[Data extracted from a collection]
==================================================
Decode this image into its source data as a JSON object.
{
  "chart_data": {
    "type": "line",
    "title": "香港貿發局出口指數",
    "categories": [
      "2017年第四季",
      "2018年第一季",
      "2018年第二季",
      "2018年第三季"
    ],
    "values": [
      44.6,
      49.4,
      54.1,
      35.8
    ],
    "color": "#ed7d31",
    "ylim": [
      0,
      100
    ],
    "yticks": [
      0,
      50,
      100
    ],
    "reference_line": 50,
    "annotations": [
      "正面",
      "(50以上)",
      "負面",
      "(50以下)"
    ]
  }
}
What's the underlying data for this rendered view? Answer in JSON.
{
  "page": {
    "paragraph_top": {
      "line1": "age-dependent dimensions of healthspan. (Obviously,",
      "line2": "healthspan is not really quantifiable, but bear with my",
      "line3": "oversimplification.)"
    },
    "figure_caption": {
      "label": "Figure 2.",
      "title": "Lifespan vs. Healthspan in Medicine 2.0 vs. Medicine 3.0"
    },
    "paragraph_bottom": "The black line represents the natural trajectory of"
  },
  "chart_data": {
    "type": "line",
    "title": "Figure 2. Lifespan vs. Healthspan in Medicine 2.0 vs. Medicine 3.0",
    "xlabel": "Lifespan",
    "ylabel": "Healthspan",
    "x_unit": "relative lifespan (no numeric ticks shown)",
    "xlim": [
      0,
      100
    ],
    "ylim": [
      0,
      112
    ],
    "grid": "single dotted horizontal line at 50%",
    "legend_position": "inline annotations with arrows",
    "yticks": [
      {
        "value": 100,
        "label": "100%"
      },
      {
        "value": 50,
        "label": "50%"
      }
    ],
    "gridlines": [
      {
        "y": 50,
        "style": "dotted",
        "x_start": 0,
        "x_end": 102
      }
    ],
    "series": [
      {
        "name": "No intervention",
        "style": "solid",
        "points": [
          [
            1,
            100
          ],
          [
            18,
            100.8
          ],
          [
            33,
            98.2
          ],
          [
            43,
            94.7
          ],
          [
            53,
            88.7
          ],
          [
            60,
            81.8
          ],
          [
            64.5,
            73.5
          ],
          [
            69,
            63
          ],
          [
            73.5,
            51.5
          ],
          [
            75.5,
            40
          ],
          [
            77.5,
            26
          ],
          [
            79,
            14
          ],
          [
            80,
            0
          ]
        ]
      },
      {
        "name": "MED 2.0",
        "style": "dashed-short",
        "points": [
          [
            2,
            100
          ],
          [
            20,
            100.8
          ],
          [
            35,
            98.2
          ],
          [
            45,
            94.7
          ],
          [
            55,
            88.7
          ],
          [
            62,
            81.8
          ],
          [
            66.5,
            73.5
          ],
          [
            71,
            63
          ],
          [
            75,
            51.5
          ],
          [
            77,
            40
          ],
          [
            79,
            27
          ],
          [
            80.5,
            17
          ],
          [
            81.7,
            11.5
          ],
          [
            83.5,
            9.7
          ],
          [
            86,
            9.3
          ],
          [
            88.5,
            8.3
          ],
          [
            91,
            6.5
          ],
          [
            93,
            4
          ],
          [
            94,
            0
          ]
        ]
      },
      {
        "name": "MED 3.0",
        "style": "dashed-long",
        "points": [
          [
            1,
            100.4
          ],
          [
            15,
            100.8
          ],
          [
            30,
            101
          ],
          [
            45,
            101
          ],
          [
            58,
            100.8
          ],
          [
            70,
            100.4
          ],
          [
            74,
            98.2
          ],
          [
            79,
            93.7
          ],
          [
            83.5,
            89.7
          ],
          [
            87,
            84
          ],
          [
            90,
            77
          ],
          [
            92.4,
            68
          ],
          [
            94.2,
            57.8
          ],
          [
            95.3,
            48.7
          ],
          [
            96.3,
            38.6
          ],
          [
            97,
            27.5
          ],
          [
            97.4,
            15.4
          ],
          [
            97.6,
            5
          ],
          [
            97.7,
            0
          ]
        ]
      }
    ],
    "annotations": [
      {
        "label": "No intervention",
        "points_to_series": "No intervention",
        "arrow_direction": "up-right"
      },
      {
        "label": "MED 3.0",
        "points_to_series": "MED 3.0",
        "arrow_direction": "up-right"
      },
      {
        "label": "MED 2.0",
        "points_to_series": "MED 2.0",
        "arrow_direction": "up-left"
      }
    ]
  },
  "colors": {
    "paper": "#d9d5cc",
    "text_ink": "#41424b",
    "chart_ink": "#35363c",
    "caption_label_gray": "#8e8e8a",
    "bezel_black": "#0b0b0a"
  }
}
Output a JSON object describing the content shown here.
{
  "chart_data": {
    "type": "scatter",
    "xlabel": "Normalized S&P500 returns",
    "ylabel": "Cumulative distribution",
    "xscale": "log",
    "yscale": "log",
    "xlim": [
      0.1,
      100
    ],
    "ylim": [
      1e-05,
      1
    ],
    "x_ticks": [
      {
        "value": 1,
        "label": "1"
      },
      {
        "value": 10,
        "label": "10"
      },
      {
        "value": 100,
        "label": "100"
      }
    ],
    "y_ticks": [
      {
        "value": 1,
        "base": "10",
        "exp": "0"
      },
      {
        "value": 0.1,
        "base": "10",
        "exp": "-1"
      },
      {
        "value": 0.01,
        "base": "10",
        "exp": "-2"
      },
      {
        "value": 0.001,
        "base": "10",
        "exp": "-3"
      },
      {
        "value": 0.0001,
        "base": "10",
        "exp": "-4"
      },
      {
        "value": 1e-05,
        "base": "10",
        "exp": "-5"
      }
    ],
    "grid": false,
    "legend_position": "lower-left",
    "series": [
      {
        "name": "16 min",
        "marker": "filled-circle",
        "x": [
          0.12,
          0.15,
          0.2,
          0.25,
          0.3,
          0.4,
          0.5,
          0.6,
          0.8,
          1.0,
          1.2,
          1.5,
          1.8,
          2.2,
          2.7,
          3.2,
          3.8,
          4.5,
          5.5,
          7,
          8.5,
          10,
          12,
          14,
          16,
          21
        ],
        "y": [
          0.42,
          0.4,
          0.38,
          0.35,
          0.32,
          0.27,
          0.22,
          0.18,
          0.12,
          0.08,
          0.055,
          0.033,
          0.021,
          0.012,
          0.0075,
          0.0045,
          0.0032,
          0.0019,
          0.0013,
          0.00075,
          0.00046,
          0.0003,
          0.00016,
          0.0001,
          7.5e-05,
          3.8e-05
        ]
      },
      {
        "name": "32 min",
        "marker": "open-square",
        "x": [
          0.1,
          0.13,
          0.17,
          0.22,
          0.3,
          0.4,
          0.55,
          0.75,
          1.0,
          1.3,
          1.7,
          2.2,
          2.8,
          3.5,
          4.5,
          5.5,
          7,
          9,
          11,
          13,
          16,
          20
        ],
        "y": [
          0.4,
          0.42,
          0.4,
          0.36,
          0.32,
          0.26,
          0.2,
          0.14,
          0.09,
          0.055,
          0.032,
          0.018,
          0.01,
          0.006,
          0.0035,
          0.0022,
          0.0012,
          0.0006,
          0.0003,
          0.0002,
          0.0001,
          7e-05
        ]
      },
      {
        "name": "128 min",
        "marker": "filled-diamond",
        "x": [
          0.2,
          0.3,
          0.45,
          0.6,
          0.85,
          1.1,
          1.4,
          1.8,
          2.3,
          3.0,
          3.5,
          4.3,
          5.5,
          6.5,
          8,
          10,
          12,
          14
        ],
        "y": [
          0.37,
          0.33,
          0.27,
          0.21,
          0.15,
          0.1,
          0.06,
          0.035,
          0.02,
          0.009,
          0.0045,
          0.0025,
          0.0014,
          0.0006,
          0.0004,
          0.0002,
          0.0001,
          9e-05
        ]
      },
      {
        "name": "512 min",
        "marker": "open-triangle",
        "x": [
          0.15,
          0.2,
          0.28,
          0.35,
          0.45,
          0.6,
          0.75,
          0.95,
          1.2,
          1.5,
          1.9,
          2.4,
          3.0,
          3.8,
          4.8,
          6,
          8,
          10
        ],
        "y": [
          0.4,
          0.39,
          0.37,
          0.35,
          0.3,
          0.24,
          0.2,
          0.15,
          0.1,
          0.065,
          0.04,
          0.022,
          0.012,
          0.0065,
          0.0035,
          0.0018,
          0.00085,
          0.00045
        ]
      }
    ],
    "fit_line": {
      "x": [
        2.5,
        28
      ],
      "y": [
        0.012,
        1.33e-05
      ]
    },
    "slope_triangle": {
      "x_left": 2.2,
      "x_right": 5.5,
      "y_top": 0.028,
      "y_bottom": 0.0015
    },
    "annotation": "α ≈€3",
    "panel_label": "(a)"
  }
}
==================================================
[THE REQUEST] Give the number of lines in the entries that hold the word "dashed", and nothing else.

[TASK RESPONSE] 2